* **Records supplied**

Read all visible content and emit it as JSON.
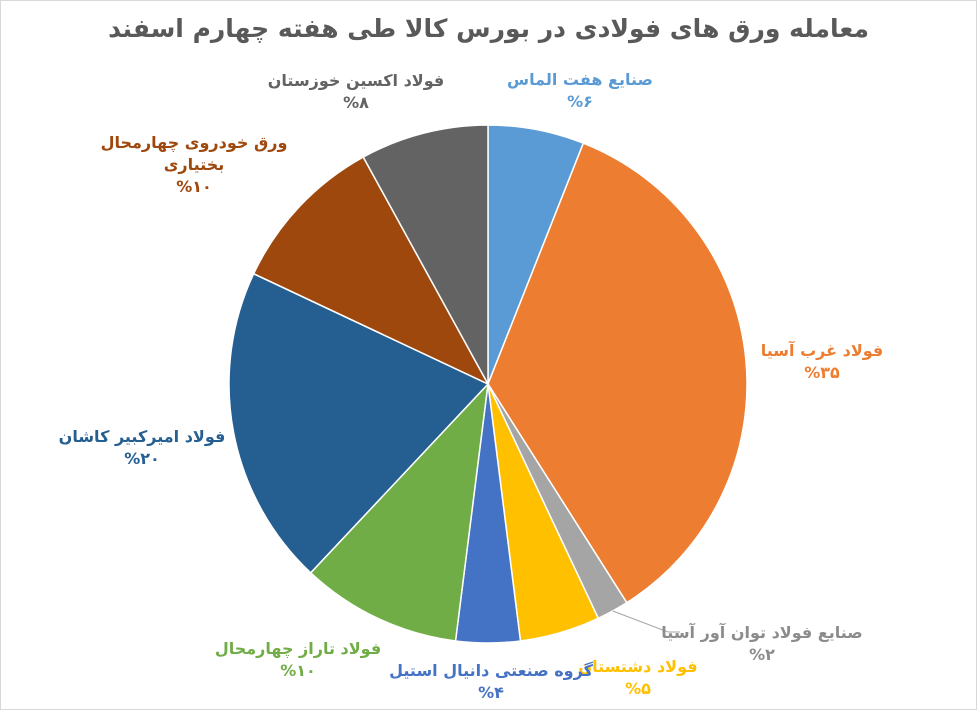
{
  "chart_data": {
    "type": "pie",
    "title": "معامله ورق های فولادی در بورس کالا طی هفته چهارم اسفند",
    "legend": "none",
    "slices": [
      {
        "name": "صنایع هفت الماس",
        "value": 6,
        "label_lines": [
          "صنایع هفت الماس"
        ],
        "value_label": "%۶",
        "color": "#5b9bd5"
      },
      {
        "name": "فولاد غرب آسیا",
        "value": 35,
        "label_lines": [
          "فولاد غرب آسیا"
        ],
        "value_label": "%۳۵",
        "color": "#ed7d31"
      },
      {
        "name": "صنایع فولاد توان آور آسیا",
        "value": 2,
        "label_lines": [
          "صنایع فولاد توان آور آسیا"
        ],
        "value_label": "%۲",
        "color": "#a5a5a5"
      },
      {
        "name": "فولاد دشتستان",
        "value": 5,
        "label_lines": [
          "فولاد دشتستان"
        ],
        "value_label": "%۵",
        "color": "#ffc000"
      },
      {
        "name": "گروه صنعتی دانیال استیل",
        "value": 4,
        "label_lines": [
          "گروه صنعتی دانیال استیل"
        ],
        "value_label": "%۴",
        "color": "#4472c4"
      },
      {
        "name": "فولاد تاراز چهارمحال",
        "value": 10,
        "label_lines": [
          "فولاد تاراز چهارمحال"
        ],
        "value_label": "%۱۰",
        "color": "#70ad47"
      },
      {
        "name": "فولاد امیرکبیر کاشان",
        "value": 20,
        "label_lines": [
          "فولاد امیرکبیر کاشان"
        ],
        "value_label": "%۲۰",
        "color": "#255e91"
      },
      {
        "name": "ورق خودروی چهارمحال بختیاری",
        "value": 10,
        "label_lines": [
          "ورق خودروی چهارمحال",
          "بختیاری"
        ],
        "value_label": "%۱۰",
        "color": "#9e480e"
      },
      {
        "name": "فولاد اکسین خوزستان",
        "value": 8,
        "label_lines": [
          "فولاد اکسین خوزستان"
        ],
        "value_label": "%۸",
        "color": "#636363"
      }
    ]
  }
}
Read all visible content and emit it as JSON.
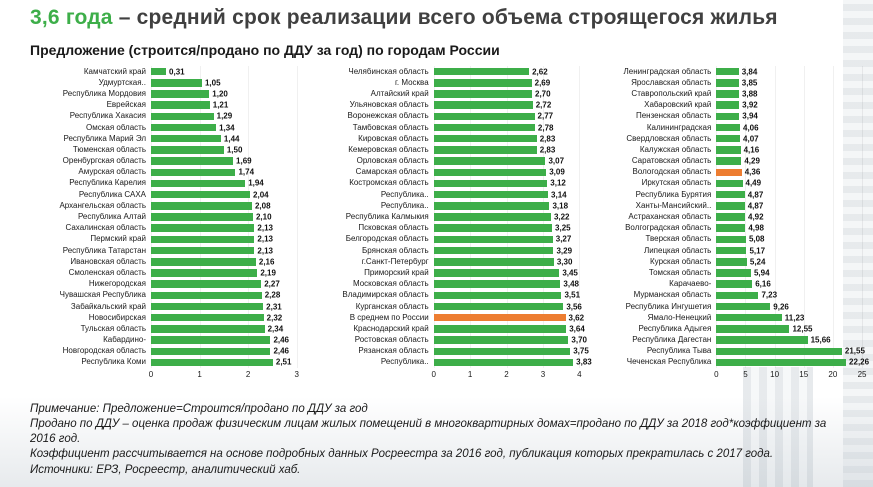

* **Aim**
Leave the pictures out and print the records above exactly as they stand.

* **Expected output**
Read all visible content and emit it as JSON.
{
  "chart_data": {
    "type": "pie",
    "title": "معامله ورق های فولادی در بورس کالا طی هفته چهارم اسفند",
    "legend": "none",
    "slices": [
      {
        "name": "صنایع هفت الماس",
        "value": 6,
        "label_lines": [
          "صنایع هفت الماس"
        ],
        "value_label": "%۶",
        "color": "#5b9bd5"
      },
      {
        "name": "فولاد غرب آسیا",
        "value": 35,
        "label_lines": [
          "فولاد غرب آسیا"
        ],
        "value_label": "%۳۵",
        "color": "#ed7d31"
      },
      {
        "name": "صنایع فولاد توان آور آسیا",
        "value": 2,
        "label_lines": [
          "صنایع فولاد توان آور آسیا"
        ],
        "value_label": "%۲",
        "color": "#a5a5a5"
      },
      {
        "name": "فولاد دشتستان",
        "value": 5,
        "label_lines": [
          "فولاد دشتستان"
        ],
        "value_label": "%۵",
        "color": "#ffc000"
      },
      {
        "name": "گروه صنعتی دانیال استیل",
        "value": 4,
        "label_lines": [
          "گروه صنعتی دانیال استیل"
        ],
        "value_label": "%۴",
        "color": "#4472c4"
      },
      {
        "name": "فولاد تاراز چهارمحال",
        "value": 10,
        "label_lines": [
          "فولاد تاراز چهارمحال"
        ],
        "value_label": "%۱۰",
        "color": "#70ad47"
      },
      {
        "name": "فولاد امیرکبیر کاشان",
        "value": 20,
        "label_lines": [
          "فولاد امیرکبیر کاشان"
        ],
        "value_label": "%۲۰",
        "color": "#255e91"
      },
      {
        "name": "ورق خودروی چهارمحال بختیاری",
        "value": 10,
        "label_lines": [
          "ورق خودروی چهارمحال",
          "بختیاری"
        ],
        "value_label": "%۱۰",
        "color": "#9e480e"
      },
      {
        "name": "فولاد اکسین خوزستان",
        "value": 8,
        "label_lines": [
          "فولاد اکسین خوزستان"
        ],
        "value_label": "%۸",
        "color": "#636363"
      }
    ]
  }
}
Read all visible content and emit it as JSON.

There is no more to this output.